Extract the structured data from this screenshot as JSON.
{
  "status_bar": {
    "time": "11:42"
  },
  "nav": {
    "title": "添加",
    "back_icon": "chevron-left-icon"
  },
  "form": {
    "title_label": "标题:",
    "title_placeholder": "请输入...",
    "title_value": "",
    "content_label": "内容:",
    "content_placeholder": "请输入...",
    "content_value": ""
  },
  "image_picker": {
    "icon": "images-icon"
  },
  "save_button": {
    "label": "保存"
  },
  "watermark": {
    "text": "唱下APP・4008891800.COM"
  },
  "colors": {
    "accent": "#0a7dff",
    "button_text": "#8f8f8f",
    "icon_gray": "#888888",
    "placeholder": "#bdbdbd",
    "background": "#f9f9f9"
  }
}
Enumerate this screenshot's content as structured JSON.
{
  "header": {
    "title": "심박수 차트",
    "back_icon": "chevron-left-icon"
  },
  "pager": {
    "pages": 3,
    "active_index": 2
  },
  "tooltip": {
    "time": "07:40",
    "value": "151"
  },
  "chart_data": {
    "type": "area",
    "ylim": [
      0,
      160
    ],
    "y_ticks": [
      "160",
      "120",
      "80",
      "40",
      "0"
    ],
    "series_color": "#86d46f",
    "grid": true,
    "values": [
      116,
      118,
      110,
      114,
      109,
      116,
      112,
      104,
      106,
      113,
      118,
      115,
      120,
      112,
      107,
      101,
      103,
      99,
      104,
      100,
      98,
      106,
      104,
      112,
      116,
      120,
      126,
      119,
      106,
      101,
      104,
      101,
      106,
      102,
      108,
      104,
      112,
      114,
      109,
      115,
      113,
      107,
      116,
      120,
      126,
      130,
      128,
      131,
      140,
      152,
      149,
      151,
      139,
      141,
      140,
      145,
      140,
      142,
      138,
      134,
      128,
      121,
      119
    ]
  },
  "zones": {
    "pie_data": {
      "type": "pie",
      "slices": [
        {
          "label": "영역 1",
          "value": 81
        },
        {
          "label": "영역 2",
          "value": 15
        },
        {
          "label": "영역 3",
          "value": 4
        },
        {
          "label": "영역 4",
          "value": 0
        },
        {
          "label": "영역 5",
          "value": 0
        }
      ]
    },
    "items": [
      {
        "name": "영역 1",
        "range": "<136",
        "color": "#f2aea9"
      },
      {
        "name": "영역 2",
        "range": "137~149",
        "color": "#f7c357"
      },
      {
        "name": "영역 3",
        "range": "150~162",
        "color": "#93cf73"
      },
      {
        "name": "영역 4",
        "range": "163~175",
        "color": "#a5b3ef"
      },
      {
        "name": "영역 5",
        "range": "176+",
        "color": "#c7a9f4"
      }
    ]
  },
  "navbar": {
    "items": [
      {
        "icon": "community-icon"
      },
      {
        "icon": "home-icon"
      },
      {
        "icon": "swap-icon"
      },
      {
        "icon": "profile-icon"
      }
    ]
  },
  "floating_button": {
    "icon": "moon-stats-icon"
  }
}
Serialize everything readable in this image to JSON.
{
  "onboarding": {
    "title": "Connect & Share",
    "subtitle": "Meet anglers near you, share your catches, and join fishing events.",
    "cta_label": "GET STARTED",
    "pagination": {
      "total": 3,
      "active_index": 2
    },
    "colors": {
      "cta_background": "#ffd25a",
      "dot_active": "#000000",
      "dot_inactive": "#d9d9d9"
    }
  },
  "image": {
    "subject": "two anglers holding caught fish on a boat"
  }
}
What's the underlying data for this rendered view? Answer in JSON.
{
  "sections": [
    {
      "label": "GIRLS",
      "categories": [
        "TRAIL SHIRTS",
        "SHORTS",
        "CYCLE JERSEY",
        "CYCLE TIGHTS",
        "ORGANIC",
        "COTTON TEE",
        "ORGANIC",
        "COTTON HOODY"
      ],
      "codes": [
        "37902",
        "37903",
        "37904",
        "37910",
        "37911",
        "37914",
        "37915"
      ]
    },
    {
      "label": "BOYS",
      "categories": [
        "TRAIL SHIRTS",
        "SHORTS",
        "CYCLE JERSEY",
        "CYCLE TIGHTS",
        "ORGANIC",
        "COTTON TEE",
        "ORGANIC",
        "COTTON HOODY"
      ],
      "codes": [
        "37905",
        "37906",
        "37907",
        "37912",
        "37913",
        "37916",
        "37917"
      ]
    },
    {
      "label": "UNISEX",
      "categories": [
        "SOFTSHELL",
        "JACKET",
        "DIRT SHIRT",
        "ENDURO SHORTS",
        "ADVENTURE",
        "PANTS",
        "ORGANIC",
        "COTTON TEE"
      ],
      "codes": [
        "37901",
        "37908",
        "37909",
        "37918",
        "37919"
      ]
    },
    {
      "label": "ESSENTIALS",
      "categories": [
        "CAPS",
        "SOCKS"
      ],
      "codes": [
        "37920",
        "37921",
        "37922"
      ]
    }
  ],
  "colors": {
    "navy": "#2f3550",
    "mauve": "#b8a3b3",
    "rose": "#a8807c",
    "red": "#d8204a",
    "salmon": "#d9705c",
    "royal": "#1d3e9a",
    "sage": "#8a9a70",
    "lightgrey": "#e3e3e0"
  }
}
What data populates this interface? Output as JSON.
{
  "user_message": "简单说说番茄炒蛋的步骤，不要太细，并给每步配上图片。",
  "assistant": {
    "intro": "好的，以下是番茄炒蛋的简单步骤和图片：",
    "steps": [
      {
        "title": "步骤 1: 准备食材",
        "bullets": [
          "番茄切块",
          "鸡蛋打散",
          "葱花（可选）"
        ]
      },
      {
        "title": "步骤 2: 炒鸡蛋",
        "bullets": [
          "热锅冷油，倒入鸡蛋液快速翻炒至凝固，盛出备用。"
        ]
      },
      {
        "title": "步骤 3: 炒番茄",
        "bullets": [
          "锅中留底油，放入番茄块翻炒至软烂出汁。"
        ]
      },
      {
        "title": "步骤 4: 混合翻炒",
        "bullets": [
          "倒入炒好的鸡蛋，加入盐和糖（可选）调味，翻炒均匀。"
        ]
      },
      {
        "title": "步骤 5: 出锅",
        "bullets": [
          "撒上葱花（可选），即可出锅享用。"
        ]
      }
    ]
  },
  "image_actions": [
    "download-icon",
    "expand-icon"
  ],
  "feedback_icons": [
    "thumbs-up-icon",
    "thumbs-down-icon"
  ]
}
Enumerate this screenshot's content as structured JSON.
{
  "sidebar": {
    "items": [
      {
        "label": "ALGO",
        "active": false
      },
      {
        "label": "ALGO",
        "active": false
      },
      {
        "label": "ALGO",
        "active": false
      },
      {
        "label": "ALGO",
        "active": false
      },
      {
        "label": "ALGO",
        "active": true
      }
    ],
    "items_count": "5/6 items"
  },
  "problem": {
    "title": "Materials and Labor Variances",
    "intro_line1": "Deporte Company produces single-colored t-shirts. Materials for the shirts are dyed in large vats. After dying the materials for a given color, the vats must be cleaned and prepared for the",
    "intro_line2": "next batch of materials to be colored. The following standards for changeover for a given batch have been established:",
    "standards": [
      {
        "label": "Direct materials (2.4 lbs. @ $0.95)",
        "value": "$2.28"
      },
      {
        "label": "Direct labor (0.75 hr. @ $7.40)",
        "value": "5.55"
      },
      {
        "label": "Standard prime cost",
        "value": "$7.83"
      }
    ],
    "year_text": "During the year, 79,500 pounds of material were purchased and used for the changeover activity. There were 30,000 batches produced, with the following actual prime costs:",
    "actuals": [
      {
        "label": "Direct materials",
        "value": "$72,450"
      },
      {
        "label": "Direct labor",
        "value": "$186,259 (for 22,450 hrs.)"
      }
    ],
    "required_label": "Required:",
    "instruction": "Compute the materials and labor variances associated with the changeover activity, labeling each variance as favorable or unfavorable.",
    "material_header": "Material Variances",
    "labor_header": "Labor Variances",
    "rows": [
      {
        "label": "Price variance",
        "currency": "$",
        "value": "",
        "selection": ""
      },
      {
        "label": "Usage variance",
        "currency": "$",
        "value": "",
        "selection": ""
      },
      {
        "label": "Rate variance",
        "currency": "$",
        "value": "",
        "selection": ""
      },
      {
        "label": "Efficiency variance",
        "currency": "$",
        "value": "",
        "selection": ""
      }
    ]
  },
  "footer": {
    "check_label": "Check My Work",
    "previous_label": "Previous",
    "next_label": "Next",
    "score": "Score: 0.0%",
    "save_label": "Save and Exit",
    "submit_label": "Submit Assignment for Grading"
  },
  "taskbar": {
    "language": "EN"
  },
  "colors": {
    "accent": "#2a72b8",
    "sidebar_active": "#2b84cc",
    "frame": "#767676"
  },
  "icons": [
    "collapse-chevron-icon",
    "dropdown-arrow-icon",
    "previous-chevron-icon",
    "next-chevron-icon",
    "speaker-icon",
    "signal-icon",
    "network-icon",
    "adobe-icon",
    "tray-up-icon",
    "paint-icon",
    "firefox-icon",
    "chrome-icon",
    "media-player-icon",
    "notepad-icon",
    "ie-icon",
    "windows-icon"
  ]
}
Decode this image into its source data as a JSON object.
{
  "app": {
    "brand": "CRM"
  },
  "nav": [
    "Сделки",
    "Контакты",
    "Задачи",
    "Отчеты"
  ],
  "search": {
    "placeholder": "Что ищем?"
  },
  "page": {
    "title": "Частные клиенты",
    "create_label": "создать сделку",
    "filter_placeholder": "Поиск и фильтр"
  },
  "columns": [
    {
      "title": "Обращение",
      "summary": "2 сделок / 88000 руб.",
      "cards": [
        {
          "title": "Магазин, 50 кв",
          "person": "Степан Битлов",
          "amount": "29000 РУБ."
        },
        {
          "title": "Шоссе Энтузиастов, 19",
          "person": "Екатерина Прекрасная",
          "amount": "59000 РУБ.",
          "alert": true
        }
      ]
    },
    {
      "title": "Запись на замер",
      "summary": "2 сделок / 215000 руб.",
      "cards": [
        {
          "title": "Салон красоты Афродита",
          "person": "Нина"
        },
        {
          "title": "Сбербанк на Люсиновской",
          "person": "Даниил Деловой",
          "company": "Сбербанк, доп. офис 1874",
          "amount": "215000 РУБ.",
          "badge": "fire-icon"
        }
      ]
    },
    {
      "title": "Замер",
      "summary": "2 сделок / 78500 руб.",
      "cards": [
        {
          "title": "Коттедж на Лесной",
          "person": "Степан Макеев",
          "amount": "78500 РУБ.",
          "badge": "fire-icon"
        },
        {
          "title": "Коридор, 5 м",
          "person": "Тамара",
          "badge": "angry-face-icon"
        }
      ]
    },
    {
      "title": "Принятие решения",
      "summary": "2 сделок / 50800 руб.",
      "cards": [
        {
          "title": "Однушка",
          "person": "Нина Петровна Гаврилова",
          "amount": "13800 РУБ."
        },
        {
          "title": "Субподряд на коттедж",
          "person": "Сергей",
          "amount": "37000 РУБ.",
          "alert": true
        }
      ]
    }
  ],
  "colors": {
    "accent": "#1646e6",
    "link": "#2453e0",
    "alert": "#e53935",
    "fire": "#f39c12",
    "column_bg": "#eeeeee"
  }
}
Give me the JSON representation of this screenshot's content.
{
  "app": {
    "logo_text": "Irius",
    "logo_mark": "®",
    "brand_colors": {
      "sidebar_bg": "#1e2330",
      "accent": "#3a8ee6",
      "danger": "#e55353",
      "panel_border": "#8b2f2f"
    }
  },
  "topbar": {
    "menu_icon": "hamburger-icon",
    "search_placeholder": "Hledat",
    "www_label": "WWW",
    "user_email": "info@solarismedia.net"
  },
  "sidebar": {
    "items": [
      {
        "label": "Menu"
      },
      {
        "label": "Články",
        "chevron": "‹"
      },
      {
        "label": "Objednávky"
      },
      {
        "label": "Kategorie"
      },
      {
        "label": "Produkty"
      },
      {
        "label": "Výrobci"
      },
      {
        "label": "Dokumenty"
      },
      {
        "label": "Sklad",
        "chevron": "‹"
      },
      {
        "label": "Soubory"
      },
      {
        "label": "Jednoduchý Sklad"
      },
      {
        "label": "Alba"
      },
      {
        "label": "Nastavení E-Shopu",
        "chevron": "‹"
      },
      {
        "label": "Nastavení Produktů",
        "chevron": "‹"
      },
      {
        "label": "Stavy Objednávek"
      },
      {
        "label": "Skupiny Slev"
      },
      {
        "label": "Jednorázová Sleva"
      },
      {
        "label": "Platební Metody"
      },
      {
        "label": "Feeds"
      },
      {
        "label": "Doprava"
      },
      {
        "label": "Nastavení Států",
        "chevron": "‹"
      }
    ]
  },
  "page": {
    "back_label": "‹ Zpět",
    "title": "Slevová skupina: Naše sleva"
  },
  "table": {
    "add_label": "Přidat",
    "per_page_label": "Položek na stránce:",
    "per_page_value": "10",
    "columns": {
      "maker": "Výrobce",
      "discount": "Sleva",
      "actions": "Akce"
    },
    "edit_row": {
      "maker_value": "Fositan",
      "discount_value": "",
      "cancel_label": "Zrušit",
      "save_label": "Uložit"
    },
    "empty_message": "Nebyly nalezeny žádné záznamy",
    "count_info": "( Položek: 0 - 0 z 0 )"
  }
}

------------------------------

Exercise prompt :: Copy all lines from the material that hold "Нина".

Final result ::
          "person": "Нина"
          "person": "Нина Петровна Гаврилова",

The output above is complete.